- TASK INSTRUCTIONS: Find every line in the records that holds the string "text". Copy each one.
### RECORDS PROVIDED ###
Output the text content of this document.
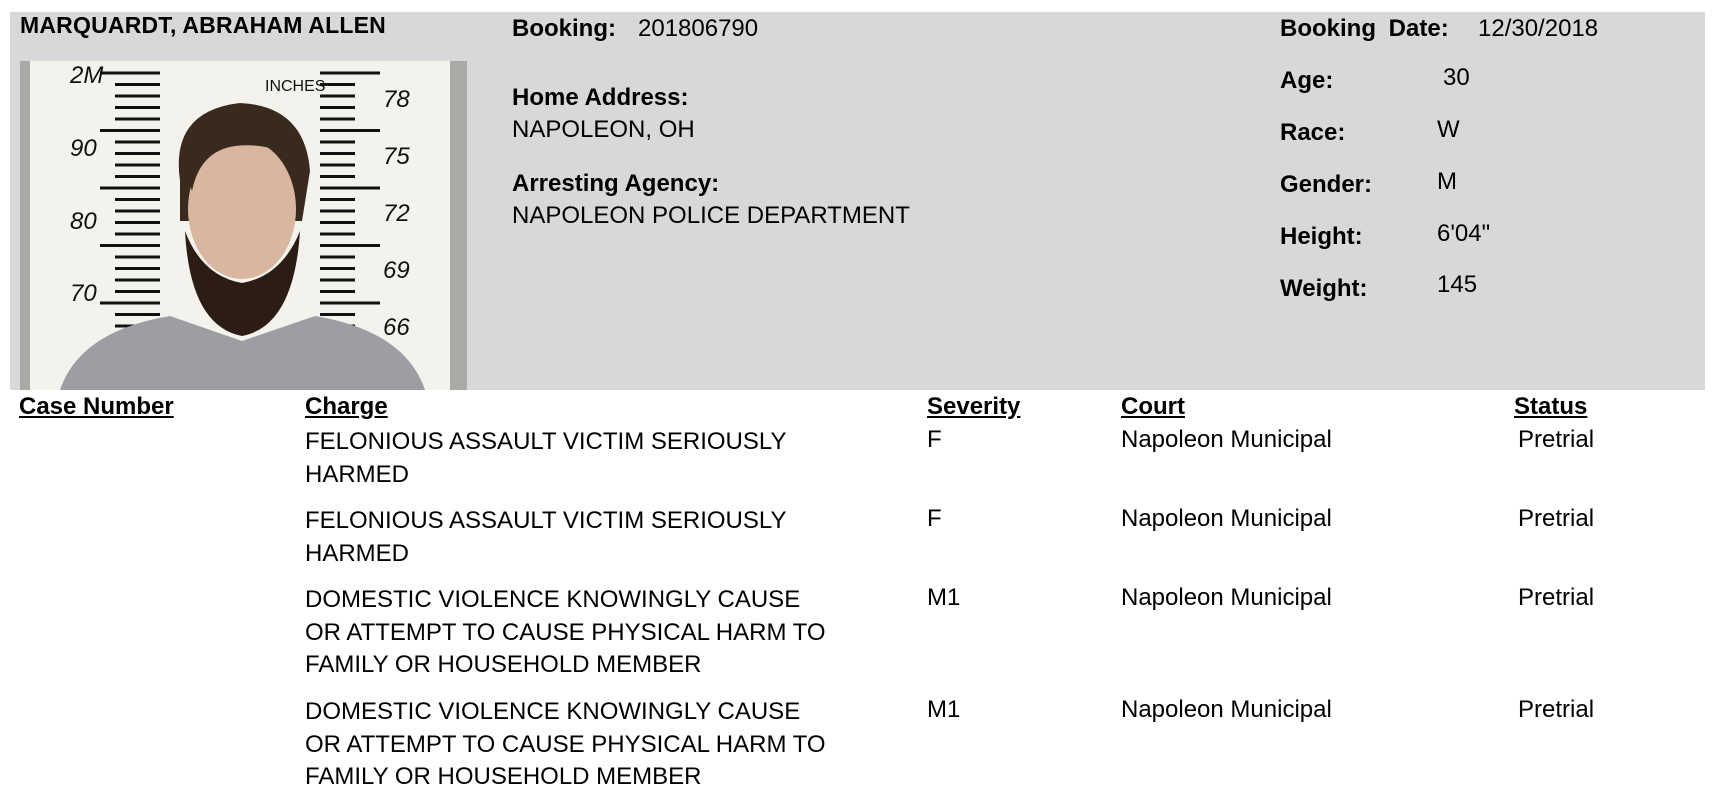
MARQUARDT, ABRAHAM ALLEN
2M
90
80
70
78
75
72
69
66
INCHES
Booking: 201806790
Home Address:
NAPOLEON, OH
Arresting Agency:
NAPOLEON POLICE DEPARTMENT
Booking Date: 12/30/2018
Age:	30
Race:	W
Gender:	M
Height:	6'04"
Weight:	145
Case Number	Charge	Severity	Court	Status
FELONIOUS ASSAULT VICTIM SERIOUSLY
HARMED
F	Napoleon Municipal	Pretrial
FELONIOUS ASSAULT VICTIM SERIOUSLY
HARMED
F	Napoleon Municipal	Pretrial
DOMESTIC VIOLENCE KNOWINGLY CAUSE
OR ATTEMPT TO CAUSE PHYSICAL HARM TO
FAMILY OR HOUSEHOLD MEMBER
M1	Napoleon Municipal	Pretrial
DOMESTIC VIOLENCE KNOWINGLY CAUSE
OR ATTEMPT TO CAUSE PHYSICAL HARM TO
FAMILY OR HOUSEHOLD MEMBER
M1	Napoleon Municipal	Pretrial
###
### RECORDS PROVIDED ###
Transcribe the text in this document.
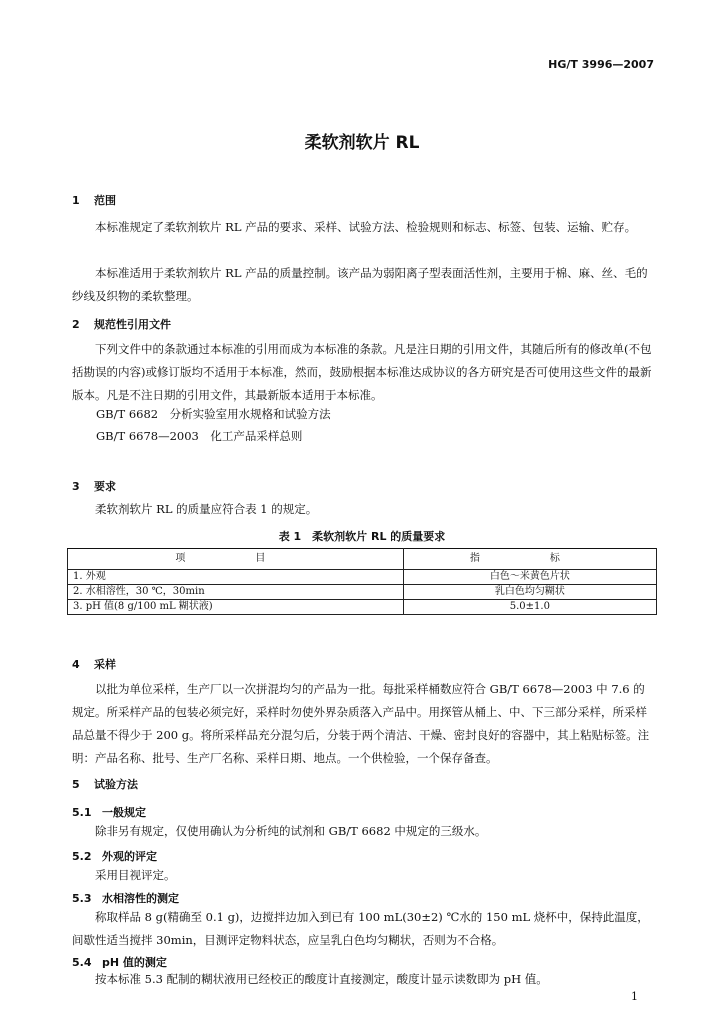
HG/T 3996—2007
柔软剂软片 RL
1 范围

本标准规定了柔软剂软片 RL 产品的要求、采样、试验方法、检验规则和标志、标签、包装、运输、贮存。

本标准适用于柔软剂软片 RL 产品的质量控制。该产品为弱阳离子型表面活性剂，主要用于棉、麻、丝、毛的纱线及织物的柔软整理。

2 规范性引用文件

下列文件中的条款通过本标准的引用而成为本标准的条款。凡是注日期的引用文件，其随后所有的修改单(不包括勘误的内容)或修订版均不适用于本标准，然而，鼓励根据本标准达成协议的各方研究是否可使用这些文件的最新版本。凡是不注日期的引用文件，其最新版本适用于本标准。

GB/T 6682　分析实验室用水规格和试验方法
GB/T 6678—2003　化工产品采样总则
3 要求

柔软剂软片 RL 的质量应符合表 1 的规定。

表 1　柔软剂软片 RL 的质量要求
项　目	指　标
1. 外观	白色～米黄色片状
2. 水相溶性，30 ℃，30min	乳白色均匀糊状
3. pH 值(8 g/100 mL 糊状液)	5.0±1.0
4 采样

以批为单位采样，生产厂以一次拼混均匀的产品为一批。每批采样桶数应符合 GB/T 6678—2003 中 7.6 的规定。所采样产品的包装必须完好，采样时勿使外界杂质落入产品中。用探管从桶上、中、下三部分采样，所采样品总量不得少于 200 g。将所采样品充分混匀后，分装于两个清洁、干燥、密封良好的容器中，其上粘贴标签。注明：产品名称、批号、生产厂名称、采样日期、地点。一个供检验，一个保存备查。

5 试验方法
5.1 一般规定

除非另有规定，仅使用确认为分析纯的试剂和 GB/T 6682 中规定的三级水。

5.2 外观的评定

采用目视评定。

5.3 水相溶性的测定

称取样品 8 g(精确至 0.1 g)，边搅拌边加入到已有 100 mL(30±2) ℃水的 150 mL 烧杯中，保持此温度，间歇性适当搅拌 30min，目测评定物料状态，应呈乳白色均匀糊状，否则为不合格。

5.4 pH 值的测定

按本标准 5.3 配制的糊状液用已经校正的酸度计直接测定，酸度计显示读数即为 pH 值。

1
###
### RECORDS PROVIDED ###
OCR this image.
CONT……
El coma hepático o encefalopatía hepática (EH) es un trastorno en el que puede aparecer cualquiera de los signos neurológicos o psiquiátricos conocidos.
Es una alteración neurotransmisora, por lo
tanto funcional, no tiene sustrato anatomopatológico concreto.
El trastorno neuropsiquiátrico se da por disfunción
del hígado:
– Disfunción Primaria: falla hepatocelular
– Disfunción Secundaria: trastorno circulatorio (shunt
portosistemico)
###
- RESPONSE TO THIS EXERCISE:
Output the text content of this document.
Transcribe the text in this document.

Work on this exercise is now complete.